▶ _Exercise goal_: Write out the entries again exactly as they are given.

▶ _Record excerpts_:
-- begin --
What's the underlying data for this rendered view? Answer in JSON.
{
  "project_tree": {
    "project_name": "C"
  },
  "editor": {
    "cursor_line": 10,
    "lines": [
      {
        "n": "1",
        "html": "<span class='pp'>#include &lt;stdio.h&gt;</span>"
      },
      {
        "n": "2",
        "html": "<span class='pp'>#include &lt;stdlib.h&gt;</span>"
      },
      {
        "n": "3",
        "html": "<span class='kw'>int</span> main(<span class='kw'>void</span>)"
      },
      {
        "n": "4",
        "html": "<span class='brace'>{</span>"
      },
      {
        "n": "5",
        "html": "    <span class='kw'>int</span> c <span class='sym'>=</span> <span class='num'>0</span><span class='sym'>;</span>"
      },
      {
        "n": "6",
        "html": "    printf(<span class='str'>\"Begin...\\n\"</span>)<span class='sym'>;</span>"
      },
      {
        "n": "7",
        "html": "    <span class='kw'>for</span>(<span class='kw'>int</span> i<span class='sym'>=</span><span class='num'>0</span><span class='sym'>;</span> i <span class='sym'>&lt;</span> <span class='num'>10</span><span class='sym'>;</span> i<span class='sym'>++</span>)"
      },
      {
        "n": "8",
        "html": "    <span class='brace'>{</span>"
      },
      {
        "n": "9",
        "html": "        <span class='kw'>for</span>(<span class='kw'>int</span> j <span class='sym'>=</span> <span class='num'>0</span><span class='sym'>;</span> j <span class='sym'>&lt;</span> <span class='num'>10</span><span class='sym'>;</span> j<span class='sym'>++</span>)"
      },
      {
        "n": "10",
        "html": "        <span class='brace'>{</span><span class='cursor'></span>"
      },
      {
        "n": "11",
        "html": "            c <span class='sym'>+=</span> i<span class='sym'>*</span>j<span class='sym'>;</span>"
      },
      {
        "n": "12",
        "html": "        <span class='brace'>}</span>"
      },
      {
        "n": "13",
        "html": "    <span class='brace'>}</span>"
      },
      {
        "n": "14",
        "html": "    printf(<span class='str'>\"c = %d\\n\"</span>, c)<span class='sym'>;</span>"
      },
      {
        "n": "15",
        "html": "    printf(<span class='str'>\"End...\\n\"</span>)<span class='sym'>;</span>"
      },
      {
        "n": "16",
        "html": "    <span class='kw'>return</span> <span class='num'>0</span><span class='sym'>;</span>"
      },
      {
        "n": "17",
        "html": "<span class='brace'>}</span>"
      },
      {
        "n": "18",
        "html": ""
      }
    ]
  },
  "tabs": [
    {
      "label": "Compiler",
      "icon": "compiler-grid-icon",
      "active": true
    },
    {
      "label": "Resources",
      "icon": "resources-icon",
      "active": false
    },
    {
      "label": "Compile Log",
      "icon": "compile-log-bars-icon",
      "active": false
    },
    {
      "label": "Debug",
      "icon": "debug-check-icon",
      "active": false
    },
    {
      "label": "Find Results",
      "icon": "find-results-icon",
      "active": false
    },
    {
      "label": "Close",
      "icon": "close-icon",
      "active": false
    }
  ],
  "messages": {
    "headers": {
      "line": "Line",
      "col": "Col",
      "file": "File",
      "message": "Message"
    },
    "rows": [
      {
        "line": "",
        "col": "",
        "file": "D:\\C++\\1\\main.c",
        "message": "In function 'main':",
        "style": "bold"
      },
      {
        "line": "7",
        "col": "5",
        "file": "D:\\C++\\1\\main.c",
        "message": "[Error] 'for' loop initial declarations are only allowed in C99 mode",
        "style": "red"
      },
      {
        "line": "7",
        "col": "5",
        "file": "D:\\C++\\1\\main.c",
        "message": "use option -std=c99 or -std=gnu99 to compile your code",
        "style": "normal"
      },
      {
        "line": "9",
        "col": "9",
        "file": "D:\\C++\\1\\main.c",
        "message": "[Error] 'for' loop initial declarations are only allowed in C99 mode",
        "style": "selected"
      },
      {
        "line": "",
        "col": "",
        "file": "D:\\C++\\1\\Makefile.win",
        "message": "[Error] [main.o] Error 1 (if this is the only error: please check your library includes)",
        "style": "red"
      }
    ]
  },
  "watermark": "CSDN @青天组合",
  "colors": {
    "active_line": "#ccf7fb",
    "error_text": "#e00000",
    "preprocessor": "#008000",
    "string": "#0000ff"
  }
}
-- end --
▶ _Solution for this task_:
What's the underlying data for this rendered view? Answer in JSON.
{
  "project_tree": {
    "project_name": "C"
  },
  "editor": {
    "cursor_line": 10,
    "lines": [
      {
        "n": "1",
        "html": "<span class='pp'>#include &lt;stdio.h&gt;</span>"
      },
      {
        "n": "2",
        "html": "<span class='pp'>#include &lt;stdlib.h&gt;</span>"
      },
      {
        "n": "3",
        "html": "<span class='kw'>int</span> main(<span class='kw'>void</span>)"
      },
      {
        "n": "4",
        "html": "<span class='brace'>{</span>"
      },
      {
        "n": "5",
        "html": "    <span class='kw'>int</span> c <span class='sym'>=</span> <span class='num'>0</span><span class='sym'>;</span>"
      },
      {
        "n": "6",
        "html": "    printf(<span class='str'>\"Begin...\\n\"</span>)<span class='sym'>;</span>"
      },
      {
        "n": "7",
        "html": "    <span class='kw'>for</span>(<span class='kw'>int</span> i<span class='sym'>=</span><span class='num'>0</span><span class='sym'>;</span> i <span class='sym'>&lt;</span> <span class='num'>10</span><span class='sym'>;</span> i<span class='sym'>++</span>)"
      },
      {
        "n": "8",
        "html": "    <span class='brace'>{</span>"
      },
      {
        "n": "9",
        "html": "        <span class='kw'>for</span>(<span class='kw'>int</span> j <span class='sym'>=</span> <span class='num'>0</span><span class='sym'>;</span> j <span class='sym'>&lt;</span> <span class='num'>10</span><span class='sym'>;</span> j<span class='sym'>++</span>)"
      },
      {
        "n": "10",
        "html": "        <span class='brace'>{</span><span class='cursor'></span>"
      },
      {
        "n": "11",
        "html": "            c <span class='sym'>+=</span> i<span class='sym'>*</span>j<span class='sym'>;</span>"
      },
      {
        "n": "12",
        "html": "        <span class='brace'>}</span>"
      },
      {
        "n": "13",
        "html": "    <span class='brace'>}</span>"
      },
      {
        "n": "14",
        "html": "    printf(<span class='str'>\"c = %d\\n\"</span>, c)<span class='sym'>;</span>"
      },
      {
        "n": "15",
        "html": "    printf(<span class='str'>\"End...\\n\"</span>)<span class='sym'>;</span>"
      },
      {
        "n": "16",
        "html": "    <span class='kw'>return</span> <span class='num'>0</span><span class='sym'>;</span>"
      },
      {
        "n": "17",
        "html": "<span class='brace'>}</span>"
      },
      {
        "n": "18",
        "html": ""
      }
    ]
  },
  "tabs": [
    {
      "label": "Compiler",
      "icon": "compiler-grid-icon",
      "active": true
    },
    {
      "label": "Resources",
      "icon": "resources-icon",
      "active": false
    },
    {
      "label": "Compile Log",
      "icon": "compile-log-bars-icon",
      "active": false
    },
    {
      "label": "Debug",
      "icon": "debug-check-icon",
      "active": false
    },
    {
      "label": "Find Results",
      "icon": "find-results-icon",
      "active": false
    },
    {
      "label": "Close",
      "icon": "close-icon",
      "active": false
    }
  ],
  "messages": {
    "headers": {
      "line": "Line",
      "col": "Col",
      "file": "File",
      "message": "Message"
    },
    "rows": [
      {
        "line": "",
        "col": "",
        "file": "D:\\C++\\1\\main.c",
        "message": "In function 'main':",
        "style": "bold"
      },
      {
        "line": "7",
        "col": "5",
        "file": "D:\\C++\\1\\main.c",
        "message": "[Error] 'for' loop initial declarations are only allowed in C99 mode",
        "style": "red"
      },
      {
        "line": "7",
        "col": "5",
        "file": "D:\\C++\\1\\main.c",
        "message": "use option -std=c99 or -std=gnu99 to compile your code",
        "style": "normal"
      },
      {
        "line": "9",
        "col": "9",
        "file": "D:\\C++\\1\\main.c",
        "message": "[Error] 'for' loop initial declarations are only allowed in C99 mode",
        "style": "selected"
      },
      {
        "line": "",
        "col": "",
        "file": "D:\\C++\\1\\Makefile.win",
        "message": "[Error] [main.o] Error 1 (if this is the only error: please check your library includes)",
        "style": "red"
      }
    ]
  },
  "watermark": "CSDN @青天组合",
  "colors": {
    "active_line": "#ccf7fb",
    "error_text": "#e00000",
    "preprocessor": "#008000",
    "string": "#0000ff"
  }
}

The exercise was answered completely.